Description of the task:
Give every line from the entries that contains "Explain".

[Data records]
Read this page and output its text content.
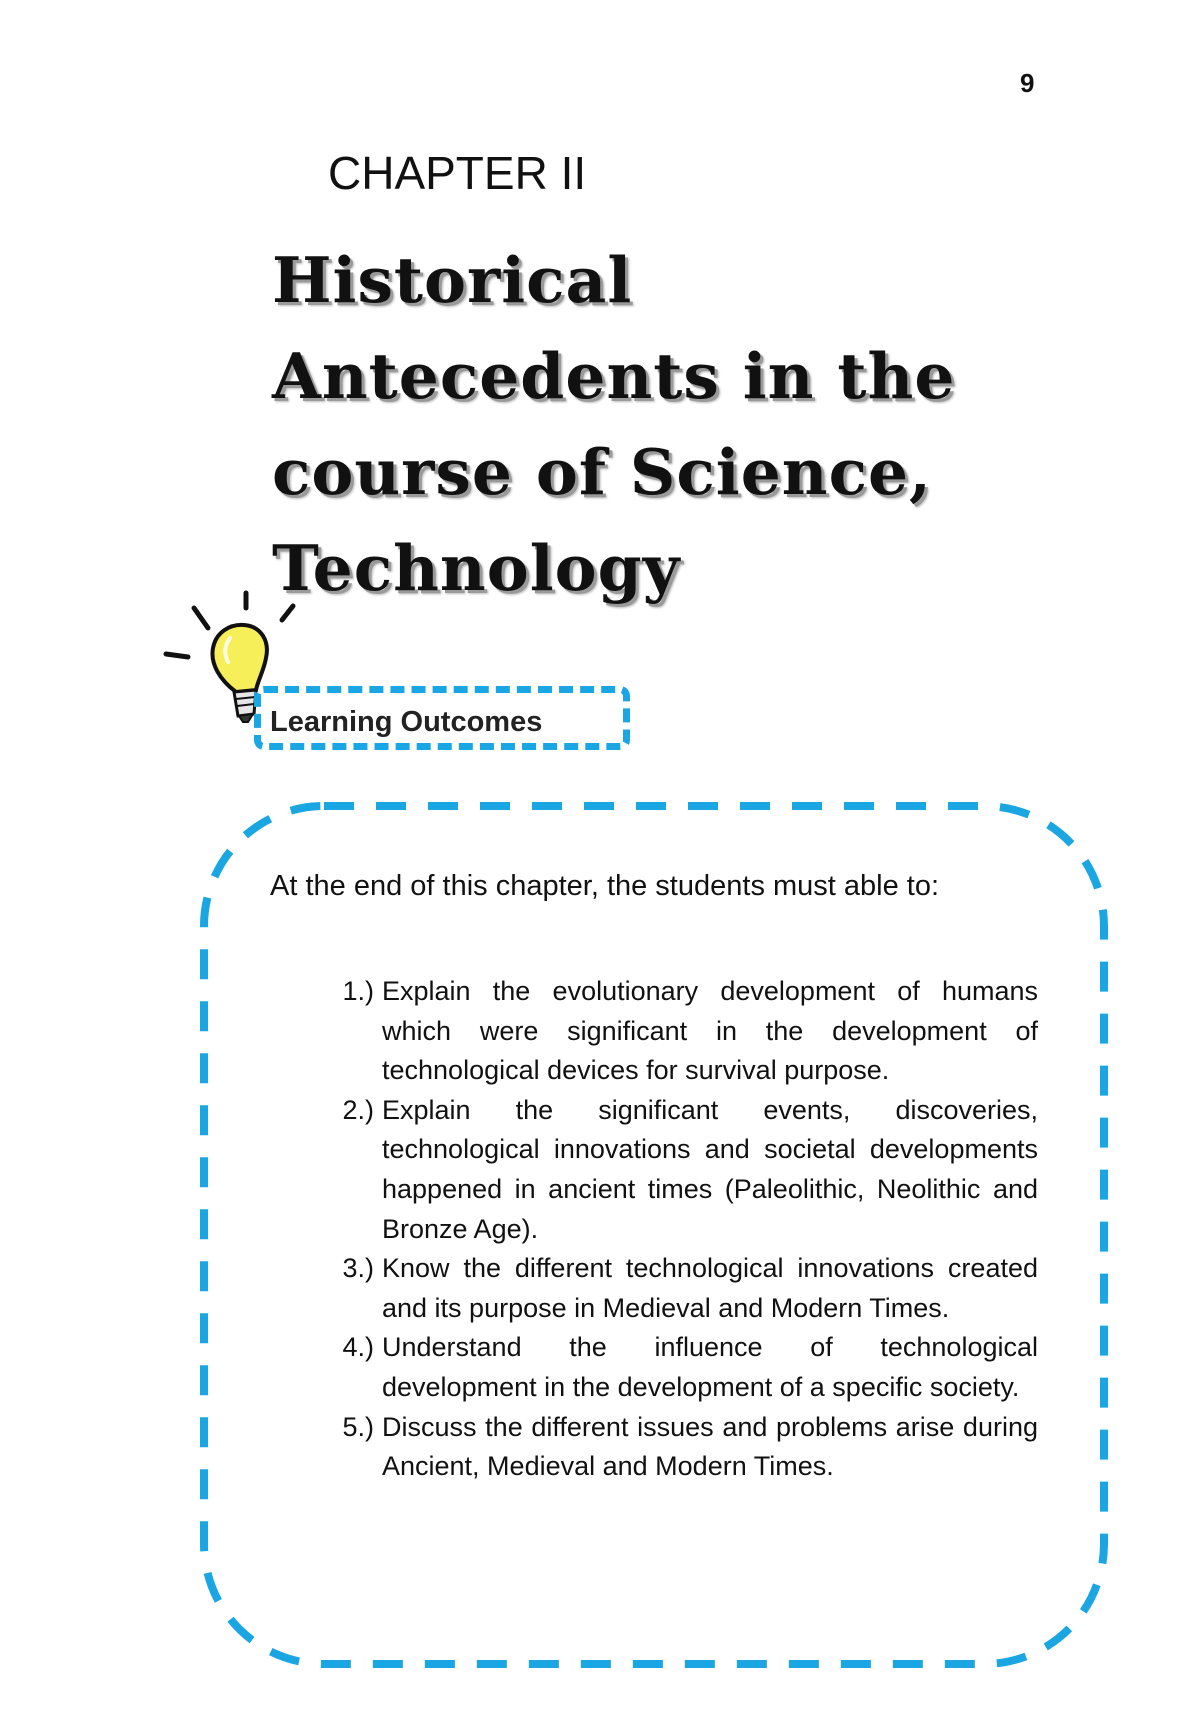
9
CHAPTER II
Historical
Antecedents in the
course of Science,
Technology
Learning Outcomes
At the end of this chapter, the students must able to:
1.) Explain the evolutionary development of humans which were significant in the development of technological devices for survival purpose.
2.) Explain the significant events, discoveries, technological innovations and societal developments happened in ancient times (Paleolithic, Neolithic and Bronze Age).
3.) Know the different technological innovations created and its purpose in Medieval and Modern Times.
4.) Understand the influence of technological development in the development of a specific society.
5.) Discuss the different issues and problems arise during Ancient, Medieval and Modern Times.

Task output:
1.) Explain the evolutionary development of humans which were significant in the development of technological devices for survival purpose.
2.) Explain the significant events, discoveries, technological innovations and societal developments happened in ancient times (Paleolithic, Neolithic and Bronze Age).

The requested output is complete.